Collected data
* BEGIN *
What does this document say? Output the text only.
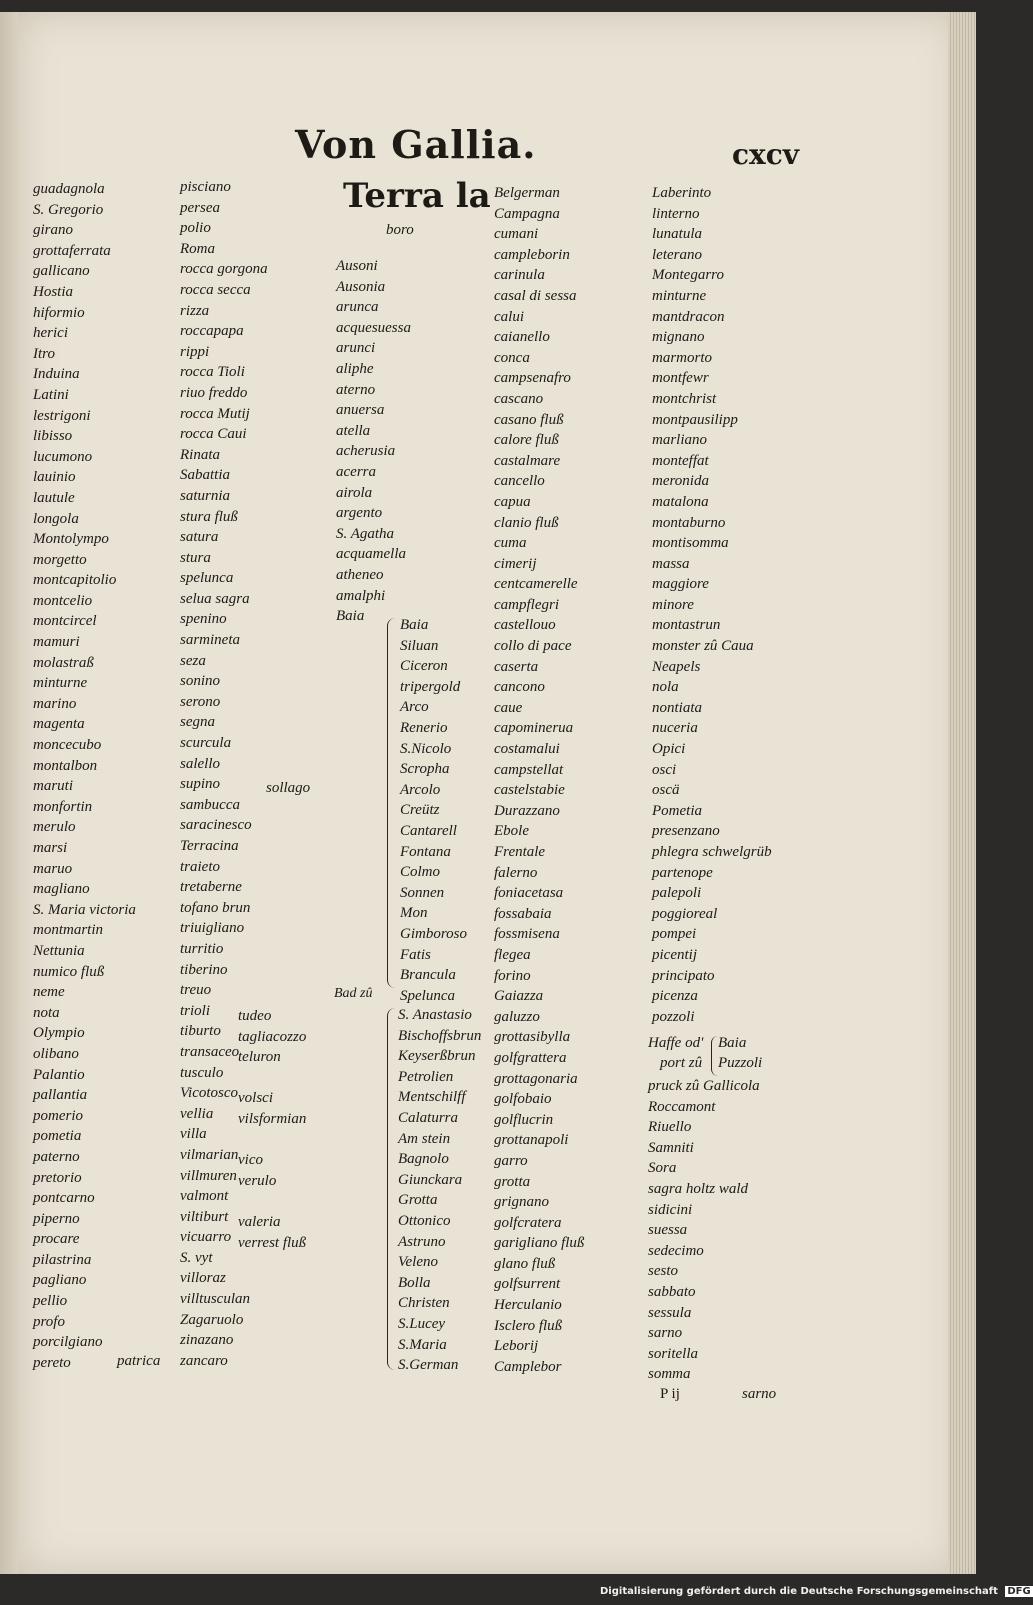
Von Gallia.	cxcv
guadagnola
S. Gregorio
girano
grottaferrata
gallicano
Hostia
hiformio
herici
Itro
Induina
Latini
lestrigoni
libisso
lucumono
lauinio
lautule
longola
Montolympo
morgetto
montcapitolio
montcelio
montcircel
mamuri
molastraß
minturne
marino
magenta
moncecubo
montalbon
maruti
monfortin
merulo
marsi
maruo
magliano
S. Maria victoria
montmartin
Nettunia
numico fluß
neme
nota
Olympio
olibano
Palantio
pallantia
pomerio
pometia
paterno
pretorio
pontcarno
piperno
procare
pilastrina
pagliano
pellio
profo
porcilgiano
pereto	patrica
pisciano
persea
polio
Roma
rocca gorgona
rocca secca
rizza
roccapapa
rippi
rocca Tioli
riuo freddo
rocca Mutij
rocca Caui
Rinata
Sabattia
saturnia
stura fluß
satura
stura
spelunca
selua sagra
spenino
sarmineta
seza
sonino
serono
segna
scurcula
salello
supino
sambucca
saracinesco
Terracina
traieto
tretaberne
tofano brun
triuigliano
turritio
tiberino
treuo
trioli
tiburto
transaceo
tusculo
Vicotosco
vellia
villa
vilmarian
villmuren
valmont
viltiburt
vicuarro
S. vyt
villoraz
villtusculan
Zagaruolo
zinazano
zancaro
sollago
tudeo
tagliacozzo
teluron
volsci
vilsformian
vico
verulo
valeria
verrest fluß
Terra la
boro
Ausoni
Ausonia
arunca
acquesuessa
arunci
aliphe
aterno
anuersa
atella
acherusia
acerra
airola
argento
S. Agatha
acquamella
atheneo
amalphi
Baia
Baia
Siluan
Ciceron
tripergold
Arco
Renerio
S.Nicolo
Scropha
Arcolo
Creütz
Cantarell
Fontana
Colmo
Sonnen
Mon
Gimboroso
Fatis
Brancula
Spelunca
Bad zû
S. Anastasio
Bischoffsbrun
Keyserßbrun
Petrolien
Mentschilff
Calaturra
Am stein
Bagnolo
Giunckara
Grotta
Ottonico
Astruno
Veleno
Bolla
Christen
S.Lucey
S.Maria
S.German
Belgerman
Campagna
cumani
campleborin
carinula
casal di sessa
calui
caianello
conca
campsenafro
cascano
casano fluß
calore fluß
castalmare
cancello
capua
clanio fluß
cuma
cimerij
centcamerelle
campflegri
castellouo
collo di pace
caserta
cancono
caue
capominerua
costamalui
campstellat
castelstabie
Durazzano
Ebole
Frentale
falerno
foniacetasa
fossabaia
fossmisena
flegea
forino
Gaiazza
galuzzo
grottasibylla
golfgrattera
grottagonaria
golfobaio
golflucrin
grottanapoli
garro
grotta
grignano
golfcratera
garigliano fluß
glano fluß
golfsurrent
Herculanio
Isclero fluß
Leborij
Camplebor
Laberinto
linterno
lunatula
leterano
Montegarro
minturne
mantdracon
mignano
marmorto
montfewr
montchrist
montpausilipp
marliano
monteffat
meronida
matalona
montaburno
montisomma
massa
maggiore
minore
montastrun
monster zû Caua
Neapels
nola
nontiata
nuceria
Opici
osci
oscä
Pometia
presenzano
phlegra schwelgrüb
partenope
palepoli
poggioreal
pompei
picentij
principato
picenza
pozzoli
Haffe od'
port zû
Baia
Puzzoli
pruck zû Gallicola
Roccamont
Riuello
Samniti
Sora
sagra holtz wald
sidicini
suessa
sedecimo
sesto
sabbato
sessula
sarno
soritella
somma
P ij	sarno
Digitalisierung gefördert durch die Deutsche Forschungsgemeinschaft DFG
* END *
Task requirements: Retype all entries exactly as they appear, dropping the images.

Solution for this task:
What does this document say? Output the text only.
Von Gallia.	cxcv
guadagnola
S. Gregorio
girano
grottaferrata
gallicano
Hostia
hiformio
herici
Itro
Induina
Latini
lestrigoni
libisso
lucumono
lauinio
lautule
longola
Montolympo
morgetto
montcapitolio
montcelio
montcircel
mamuri
molastraß
minturne
marino
magenta
moncecubo
montalbon
maruti
monfortin
merulo
marsi
maruo
magliano
S. Maria victoria
montmartin
Nettunia
numico fluß
neme
nota
Olympio
olibano
Palantio
pallantia
pomerio
pometia
paterno
pretorio
pontcarno
piperno
procare
pilastrina
pagliano
pellio
profo
porcilgiano
pereto	patrica
pisciano
persea
polio
Roma
rocca gorgona
rocca secca
rizza
roccapapa
rippi
rocca Tioli
riuo freddo
rocca Mutij
rocca Caui
Rinata
Sabattia
saturnia
stura fluß
satura
stura
spelunca
selua sagra
spenino
sarmineta
seza
sonino
serono
segna
scurcula
salello
supino
sambucca
saracinesco
Terracina
traieto
tretaberne
tofano brun
triuigliano
turritio
tiberino
treuo
trioli
tiburto
transaceo
tusculo
Vicotosco
vellia
villa
vilmarian
villmuren
valmont
viltiburt
vicuarro
S. vyt
villoraz
villtusculan
Zagaruolo
zinazano
zancaro
sollago
tudeo
tagliacozzo
teluron
volsci
vilsformian
vico
verulo
valeria
verrest fluß
Terra la
boro
Ausoni
Ausonia
arunca
acquesuessa
arunci
aliphe
aterno
anuersa
atella
acherusia
acerra
airola
argento
S. Agatha
acquamella
atheneo
amalphi
Baia
Baia
Siluan
Ciceron
tripergold
Arco
Renerio
S.Nicolo
Scropha
Arcolo
Creütz
Cantarell
Fontana
Colmo
Sonnen
Mon
Gimboroso
Fatis
Brancula
Spelunca
Bad zû
S. Anastasio
Bischoffsbrun
Keyserßbrun
Petrolien
Mentschilff
Calaturra
Am stein
Bagnolo
Giunckara
Grotta
Ottonico
Astruno
Veleno
Bolla
Christen
S.Lucey
S.Maria
S.German
Belgerman
Campagna
cumani
campleborin
carinula
casal di sessa
calui
caianello
conca
campsenafro
cascano
casano fluß
calore fluß
castalmare
cancello
capua
clanio fluß
cuma
cimerij
centcamerelle
campflegri
castellouo
collo di pace
caserta
cancono
caue
capominerua
costamalui
campstellat
castelstabie
Durazzano
Ebole
Frentale
falerno
foniacetasa
fossabaia
fossmisena
flegea
forino
Gaiazza
galuzzo
grottasibylla
golfgrattera
grottagonaria
golfobaio
golflucrin
grottanapoli
garro
grotta
grignano
golfcratera
garigliano fluß
glano fluß
golfsurrent
Herculanio
Isclero fluß
Leborij
Camplebor
Laberinto
linterno
lunatula
leterano
Montegarro
minturne
mantdracon
mignano
marmorto
montfewr
montchrist
montpausilipp
marliano
monteffat
meronida
matalona
montaburno
montisomma
massa
maggiore
minore
montastrun
monster zû Caua
Neapels
nola
nontiata
nuceria
Opici
osci
oscä
Pometia
presenzano
phlegra schwelgrüb
partenope
palepoli
poggioreal
pompei
picentij
principato
picenza
pozzoli
Haffe od'
port zû
Baia
Puzzoli
pruck zû Gallicola
Roccamont
Riuello
Samniti
Sora
sagra holtz wald
sidicini
suessa
sedecimo
sesto
sabbato
sessula
sarno
soritella
somma
P ij	sarno
Digitalisierung gefördert durch die Deutsche Forschungsgemeinschaft DFG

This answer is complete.